GOAL -
Copy out the listing exactly.

EXCERPTED RECORDS -
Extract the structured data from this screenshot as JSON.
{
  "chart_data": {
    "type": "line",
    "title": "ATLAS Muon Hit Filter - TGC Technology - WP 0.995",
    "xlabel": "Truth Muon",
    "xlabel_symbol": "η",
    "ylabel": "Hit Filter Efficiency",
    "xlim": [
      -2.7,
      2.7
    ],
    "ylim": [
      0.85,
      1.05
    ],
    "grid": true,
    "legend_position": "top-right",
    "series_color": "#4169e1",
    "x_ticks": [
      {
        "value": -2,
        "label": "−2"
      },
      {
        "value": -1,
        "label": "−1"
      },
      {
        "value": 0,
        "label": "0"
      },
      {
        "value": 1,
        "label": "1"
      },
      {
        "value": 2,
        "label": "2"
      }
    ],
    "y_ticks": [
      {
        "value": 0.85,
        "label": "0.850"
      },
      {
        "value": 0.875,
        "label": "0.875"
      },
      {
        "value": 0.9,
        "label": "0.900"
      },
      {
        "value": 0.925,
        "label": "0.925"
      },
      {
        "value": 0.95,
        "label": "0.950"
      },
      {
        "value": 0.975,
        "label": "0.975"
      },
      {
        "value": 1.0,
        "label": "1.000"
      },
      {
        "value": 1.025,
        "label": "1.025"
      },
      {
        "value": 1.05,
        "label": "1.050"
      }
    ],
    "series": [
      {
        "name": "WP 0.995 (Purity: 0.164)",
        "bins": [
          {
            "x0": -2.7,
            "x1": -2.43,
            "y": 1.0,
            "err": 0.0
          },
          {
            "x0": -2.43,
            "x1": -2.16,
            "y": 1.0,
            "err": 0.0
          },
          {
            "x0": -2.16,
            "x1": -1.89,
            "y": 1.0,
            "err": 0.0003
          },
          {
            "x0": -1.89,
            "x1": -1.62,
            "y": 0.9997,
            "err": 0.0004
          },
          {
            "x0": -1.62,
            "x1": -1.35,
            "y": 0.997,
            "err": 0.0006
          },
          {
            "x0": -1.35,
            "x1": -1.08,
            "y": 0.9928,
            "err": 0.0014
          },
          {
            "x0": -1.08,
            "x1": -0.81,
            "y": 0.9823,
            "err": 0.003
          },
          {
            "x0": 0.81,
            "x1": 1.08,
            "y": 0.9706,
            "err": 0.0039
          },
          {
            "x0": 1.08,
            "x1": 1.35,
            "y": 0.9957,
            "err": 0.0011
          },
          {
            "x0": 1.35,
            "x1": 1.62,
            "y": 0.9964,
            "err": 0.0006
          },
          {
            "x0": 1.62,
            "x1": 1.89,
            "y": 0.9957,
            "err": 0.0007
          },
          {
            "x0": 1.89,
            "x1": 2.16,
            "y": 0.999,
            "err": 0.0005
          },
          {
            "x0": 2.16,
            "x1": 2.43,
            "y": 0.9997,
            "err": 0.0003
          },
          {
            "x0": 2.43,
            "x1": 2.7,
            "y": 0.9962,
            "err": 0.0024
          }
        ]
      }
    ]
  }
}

TASK RESULT -
Extract the structured data from this screenshot as JSON.
{
  "chart_data": {
    "type": "line",
    "title": "ATLAS Muon Hit Filter - TGC Technology - WP 0.995",
    "xlabel": "Truth Muon",
    "xlabel_symbol": "η",
    "ylabel": "Hit Filter Efficiency",
    "xlim": [
      -2.7,
      2.7
    ],
    "ylim": [
      0.85,
      1.05
    ],
    "grid": true,
    "legend_position": "top-right",
    "series_color": "#4169e1",
    "x_ticks": [
      {
        "value": -2,
        "label": "−2"
      },
      {
        "value": -1,
        "label": "−1"
      },
      {
        "value": 0,
        "label": "0"
      },
      {
        "value": 1,
        "label": "1"
      },
      {
        "value": 2,
        "label": "2"
      }
    ],
    "y_ticks": [
      {
        "value": 0.85,
        "label": "0.850"
      },
      {
        "value": 0.875,
        "label": "0.875"
      },
      {
        "value": 0.9,
        "label": "0.900"
      },
      {
        "value": 0.925,
        "label": "0.925"
      },
      {
        "value": 0.95,
        "label": "0.950"
      },
      {
        "value": 0.975,
        "label": "0.975"
      },
      {
        "value": 1.0,
        "label": "1.000"
      },
      {
        "value": 1.025,
        "label": "1.025"
      },
      {
        "value": 1.05,
        "label": "1.050"
      }
    ],
    "series": [
      {
        "name": "WP 0.995 (Purity: 0.164)",
        "bins": [
          {
            "x0": -2.7,
            "x1": -2.43,
            "y": 1.0,
            "err": 0.0
          },
          {
            "x0": -2.43,
            "x1": -2.16,
            "y": 1.0,
            "err": 0.0
          },
          {
            "x0": -2.16,
            "x1": -1.89,
            "y": 1.0,
            "err": 0.0003
          },
          {
            "x0": -1.89,
            "x1": -1.62,
            "y": 0.9997,
            "err": 0.0004
          },
          {
            "x0": -1.62,
            "x1": -1.35,
            "y": 0.997,
            "err": 0.0006
          },
          {
            "x0": -1.35,
            "x1": -1.08,
            "y": 0.9928,
            "err": 0.0014
          },
          {
            "x0": -1.08,
            "x1": -0.81,
            "y": 0.9823,
            "err": 0.003
          },
          {
            "x0": 0.81,
            "x1": 1.08,
            "y": 0.9706,
            "err": 0.0039
          },
          {
            "x0": 1.08,
            "x1": 1.35,
            "y": 0.9957,
            "err": 0.0011
          },
          {
            "x0": 1.35,
            "x1": 1.62,
            "y": 0.9964,
            "err": 0.0006
          },
          {
            "x0": 1.62,
            "x1": 1.89,
            "y": 0.9957,
            "err": 0.0007
          },
          {
            "x0": 1.89,
            "x1": 2.16,
            "y": 0.999,
            "err": 0.0005
          },
          {
            "x0": 2.16,
            "x1": 2.43,
            "y": 0.9997,
            "err": 0.0003
          },
          {
            "x0": 2.43,
            "x1": 2.7,
            "y": 0.9962,
            "err": 0.0024
          }
        ]
      }
    ]
  }
}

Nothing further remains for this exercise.